[start INFORMATION PROVIDED]
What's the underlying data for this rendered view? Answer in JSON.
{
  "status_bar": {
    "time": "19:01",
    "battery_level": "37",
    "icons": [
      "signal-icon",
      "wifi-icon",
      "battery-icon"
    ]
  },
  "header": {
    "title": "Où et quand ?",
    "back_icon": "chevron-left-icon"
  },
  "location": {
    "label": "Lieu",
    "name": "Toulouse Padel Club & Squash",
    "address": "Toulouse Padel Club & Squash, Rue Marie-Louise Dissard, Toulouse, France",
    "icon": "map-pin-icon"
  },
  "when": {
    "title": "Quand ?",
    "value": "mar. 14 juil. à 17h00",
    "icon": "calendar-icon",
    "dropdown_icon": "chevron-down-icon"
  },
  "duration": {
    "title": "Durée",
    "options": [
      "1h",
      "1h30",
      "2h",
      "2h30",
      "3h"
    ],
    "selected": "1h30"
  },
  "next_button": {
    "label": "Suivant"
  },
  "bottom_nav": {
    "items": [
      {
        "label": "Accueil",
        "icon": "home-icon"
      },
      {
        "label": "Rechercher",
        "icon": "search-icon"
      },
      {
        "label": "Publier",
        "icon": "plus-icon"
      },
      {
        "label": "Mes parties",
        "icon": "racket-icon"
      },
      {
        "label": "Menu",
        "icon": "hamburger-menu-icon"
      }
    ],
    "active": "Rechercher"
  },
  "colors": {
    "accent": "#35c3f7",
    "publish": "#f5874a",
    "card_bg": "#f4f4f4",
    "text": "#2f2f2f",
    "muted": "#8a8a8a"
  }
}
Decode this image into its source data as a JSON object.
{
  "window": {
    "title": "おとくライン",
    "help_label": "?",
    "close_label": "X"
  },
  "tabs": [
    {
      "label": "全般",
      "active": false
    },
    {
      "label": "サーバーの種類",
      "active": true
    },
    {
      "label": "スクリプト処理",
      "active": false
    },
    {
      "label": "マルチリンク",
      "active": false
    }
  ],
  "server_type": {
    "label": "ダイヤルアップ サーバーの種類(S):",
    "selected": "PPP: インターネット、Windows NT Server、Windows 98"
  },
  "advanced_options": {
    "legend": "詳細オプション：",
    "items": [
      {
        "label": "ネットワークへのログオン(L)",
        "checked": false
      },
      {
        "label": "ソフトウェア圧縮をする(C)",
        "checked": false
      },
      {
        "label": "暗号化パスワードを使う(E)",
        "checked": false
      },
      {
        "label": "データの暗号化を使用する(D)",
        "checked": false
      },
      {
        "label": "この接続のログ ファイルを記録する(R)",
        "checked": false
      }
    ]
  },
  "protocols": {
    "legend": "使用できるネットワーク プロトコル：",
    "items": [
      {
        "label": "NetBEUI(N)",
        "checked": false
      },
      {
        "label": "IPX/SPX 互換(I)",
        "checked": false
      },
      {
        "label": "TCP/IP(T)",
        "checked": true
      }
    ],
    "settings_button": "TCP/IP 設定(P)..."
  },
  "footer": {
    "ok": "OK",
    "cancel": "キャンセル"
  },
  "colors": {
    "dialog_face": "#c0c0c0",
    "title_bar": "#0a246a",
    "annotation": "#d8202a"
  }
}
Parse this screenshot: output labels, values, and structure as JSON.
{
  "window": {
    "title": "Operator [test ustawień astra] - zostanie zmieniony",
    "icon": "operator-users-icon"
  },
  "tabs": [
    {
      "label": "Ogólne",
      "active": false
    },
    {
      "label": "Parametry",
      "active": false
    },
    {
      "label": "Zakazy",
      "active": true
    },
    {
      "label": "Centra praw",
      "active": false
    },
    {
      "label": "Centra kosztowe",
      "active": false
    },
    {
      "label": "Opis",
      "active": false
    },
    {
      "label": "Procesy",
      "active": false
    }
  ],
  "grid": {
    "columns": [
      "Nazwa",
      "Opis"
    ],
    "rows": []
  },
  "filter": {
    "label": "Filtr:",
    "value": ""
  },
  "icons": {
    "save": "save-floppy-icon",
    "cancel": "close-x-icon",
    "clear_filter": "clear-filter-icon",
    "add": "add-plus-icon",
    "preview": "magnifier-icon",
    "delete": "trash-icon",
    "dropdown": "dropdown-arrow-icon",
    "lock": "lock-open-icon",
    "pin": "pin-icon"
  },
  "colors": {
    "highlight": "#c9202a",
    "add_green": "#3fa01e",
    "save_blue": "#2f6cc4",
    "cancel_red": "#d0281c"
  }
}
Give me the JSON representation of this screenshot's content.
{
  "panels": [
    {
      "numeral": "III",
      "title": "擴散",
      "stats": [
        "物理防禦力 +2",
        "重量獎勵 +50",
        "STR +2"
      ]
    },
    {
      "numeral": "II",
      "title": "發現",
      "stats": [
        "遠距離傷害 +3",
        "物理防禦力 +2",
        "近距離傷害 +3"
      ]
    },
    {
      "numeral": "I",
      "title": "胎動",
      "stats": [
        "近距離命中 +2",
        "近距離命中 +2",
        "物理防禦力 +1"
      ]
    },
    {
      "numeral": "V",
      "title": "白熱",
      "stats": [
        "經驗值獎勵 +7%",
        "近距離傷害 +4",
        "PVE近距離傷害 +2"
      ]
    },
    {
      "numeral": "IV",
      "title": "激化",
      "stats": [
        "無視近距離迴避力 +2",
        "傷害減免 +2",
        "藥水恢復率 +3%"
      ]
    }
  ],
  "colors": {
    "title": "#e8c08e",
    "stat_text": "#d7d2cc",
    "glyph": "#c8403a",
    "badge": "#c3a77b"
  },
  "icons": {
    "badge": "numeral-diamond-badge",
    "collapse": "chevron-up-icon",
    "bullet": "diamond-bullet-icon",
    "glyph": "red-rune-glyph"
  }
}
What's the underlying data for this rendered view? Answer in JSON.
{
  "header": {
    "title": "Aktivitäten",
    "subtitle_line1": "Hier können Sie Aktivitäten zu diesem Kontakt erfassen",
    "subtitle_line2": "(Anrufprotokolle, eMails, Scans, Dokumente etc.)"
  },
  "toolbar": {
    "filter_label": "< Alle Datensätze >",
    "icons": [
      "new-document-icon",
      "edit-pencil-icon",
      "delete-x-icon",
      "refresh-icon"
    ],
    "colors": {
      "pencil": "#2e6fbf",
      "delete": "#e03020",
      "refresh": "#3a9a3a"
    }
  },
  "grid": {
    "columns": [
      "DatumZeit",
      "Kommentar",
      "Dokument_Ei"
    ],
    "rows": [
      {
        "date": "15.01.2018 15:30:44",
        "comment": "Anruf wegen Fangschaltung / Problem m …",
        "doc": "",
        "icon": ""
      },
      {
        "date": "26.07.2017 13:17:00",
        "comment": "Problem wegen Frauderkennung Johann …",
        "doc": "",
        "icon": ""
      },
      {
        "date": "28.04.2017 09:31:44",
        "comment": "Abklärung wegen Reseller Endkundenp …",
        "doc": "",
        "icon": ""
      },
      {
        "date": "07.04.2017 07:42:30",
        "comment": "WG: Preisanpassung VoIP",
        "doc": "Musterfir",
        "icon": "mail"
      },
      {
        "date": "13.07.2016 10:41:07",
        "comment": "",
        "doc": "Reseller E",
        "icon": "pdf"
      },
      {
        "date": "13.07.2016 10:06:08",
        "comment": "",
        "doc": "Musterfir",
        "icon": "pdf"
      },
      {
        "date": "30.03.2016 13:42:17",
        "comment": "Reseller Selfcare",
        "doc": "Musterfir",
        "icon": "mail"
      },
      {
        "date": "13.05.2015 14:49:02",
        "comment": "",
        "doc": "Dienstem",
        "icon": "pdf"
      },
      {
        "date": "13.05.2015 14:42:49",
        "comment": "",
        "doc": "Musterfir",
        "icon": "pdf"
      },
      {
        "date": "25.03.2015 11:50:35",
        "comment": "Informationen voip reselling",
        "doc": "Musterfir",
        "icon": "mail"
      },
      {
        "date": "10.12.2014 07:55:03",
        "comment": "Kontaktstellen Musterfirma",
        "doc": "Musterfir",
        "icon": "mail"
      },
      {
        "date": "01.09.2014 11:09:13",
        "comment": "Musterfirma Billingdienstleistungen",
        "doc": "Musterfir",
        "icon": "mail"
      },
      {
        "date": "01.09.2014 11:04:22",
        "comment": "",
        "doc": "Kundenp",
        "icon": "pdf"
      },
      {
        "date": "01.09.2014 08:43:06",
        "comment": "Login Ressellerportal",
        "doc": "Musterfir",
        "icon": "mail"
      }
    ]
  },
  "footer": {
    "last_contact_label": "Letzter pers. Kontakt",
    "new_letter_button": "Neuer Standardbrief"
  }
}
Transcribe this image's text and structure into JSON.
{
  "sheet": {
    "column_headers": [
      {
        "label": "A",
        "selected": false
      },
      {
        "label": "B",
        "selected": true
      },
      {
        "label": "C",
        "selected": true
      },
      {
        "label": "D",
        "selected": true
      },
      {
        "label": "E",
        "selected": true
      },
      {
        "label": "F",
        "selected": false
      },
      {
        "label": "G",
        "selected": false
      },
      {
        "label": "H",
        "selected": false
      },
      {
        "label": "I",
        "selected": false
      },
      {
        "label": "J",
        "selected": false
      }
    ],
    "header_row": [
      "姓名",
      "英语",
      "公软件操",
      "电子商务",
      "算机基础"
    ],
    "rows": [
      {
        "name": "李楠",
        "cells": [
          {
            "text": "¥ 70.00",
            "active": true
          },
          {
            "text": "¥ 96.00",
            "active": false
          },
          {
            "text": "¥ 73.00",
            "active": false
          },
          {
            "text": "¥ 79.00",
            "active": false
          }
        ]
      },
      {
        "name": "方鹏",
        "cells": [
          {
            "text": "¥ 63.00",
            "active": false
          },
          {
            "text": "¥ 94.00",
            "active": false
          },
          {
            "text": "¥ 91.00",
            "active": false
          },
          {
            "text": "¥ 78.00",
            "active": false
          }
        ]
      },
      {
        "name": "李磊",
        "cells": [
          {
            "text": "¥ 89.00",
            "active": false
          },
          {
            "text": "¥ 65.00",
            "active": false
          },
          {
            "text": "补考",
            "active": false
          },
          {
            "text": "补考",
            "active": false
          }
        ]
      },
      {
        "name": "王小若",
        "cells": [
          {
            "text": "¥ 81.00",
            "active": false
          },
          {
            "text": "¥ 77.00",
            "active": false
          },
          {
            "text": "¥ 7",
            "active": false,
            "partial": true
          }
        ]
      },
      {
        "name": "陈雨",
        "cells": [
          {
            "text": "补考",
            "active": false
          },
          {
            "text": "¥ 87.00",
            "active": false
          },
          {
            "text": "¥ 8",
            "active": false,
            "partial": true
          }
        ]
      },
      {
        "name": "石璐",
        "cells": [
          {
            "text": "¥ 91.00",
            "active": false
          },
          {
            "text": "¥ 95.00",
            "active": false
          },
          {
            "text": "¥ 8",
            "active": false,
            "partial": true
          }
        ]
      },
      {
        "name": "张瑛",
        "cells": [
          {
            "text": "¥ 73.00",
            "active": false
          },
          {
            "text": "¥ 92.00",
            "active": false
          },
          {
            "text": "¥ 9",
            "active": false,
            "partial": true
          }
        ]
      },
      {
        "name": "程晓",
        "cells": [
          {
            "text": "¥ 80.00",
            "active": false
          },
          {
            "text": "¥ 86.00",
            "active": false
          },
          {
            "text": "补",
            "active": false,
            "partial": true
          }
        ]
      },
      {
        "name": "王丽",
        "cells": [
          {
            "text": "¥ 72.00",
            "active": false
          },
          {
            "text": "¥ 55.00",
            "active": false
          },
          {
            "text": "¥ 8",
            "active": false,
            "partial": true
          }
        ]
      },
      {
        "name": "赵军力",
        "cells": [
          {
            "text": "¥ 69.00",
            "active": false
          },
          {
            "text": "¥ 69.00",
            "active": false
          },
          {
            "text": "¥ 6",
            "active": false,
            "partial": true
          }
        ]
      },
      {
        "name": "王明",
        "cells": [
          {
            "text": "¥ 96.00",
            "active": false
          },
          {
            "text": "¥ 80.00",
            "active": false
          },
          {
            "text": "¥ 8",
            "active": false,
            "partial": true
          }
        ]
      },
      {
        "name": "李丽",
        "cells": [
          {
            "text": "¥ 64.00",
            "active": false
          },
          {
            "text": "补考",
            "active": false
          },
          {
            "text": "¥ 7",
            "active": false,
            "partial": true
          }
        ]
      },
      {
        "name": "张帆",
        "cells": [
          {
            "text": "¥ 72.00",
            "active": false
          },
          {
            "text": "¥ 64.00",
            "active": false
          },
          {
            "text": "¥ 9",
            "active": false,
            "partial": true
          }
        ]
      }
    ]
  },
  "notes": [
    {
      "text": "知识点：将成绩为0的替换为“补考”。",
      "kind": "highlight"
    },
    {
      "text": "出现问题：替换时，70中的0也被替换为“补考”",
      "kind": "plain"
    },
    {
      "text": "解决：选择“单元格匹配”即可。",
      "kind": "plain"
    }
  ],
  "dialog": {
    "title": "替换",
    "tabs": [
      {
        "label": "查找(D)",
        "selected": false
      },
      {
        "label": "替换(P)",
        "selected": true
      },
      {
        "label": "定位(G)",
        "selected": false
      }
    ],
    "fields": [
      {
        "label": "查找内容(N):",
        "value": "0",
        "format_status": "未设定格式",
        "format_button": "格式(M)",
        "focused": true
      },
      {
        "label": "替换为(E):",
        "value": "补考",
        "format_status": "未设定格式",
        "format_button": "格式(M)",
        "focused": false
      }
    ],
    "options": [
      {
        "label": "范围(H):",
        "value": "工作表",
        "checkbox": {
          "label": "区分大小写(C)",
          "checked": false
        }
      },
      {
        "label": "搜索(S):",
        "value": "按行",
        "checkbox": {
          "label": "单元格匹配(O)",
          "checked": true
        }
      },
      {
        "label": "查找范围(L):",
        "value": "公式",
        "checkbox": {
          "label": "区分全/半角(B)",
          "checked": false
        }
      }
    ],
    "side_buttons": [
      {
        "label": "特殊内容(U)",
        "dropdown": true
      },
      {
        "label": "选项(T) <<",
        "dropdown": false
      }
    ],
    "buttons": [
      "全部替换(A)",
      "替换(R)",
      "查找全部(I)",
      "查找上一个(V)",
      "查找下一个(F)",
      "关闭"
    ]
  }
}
[end INFORMATION PROVIDED]
Show, from the listing above, each line that contains the word "image".

Decode this image into its source data as a JSON object.
Transcribe this image's text and structure into JSON.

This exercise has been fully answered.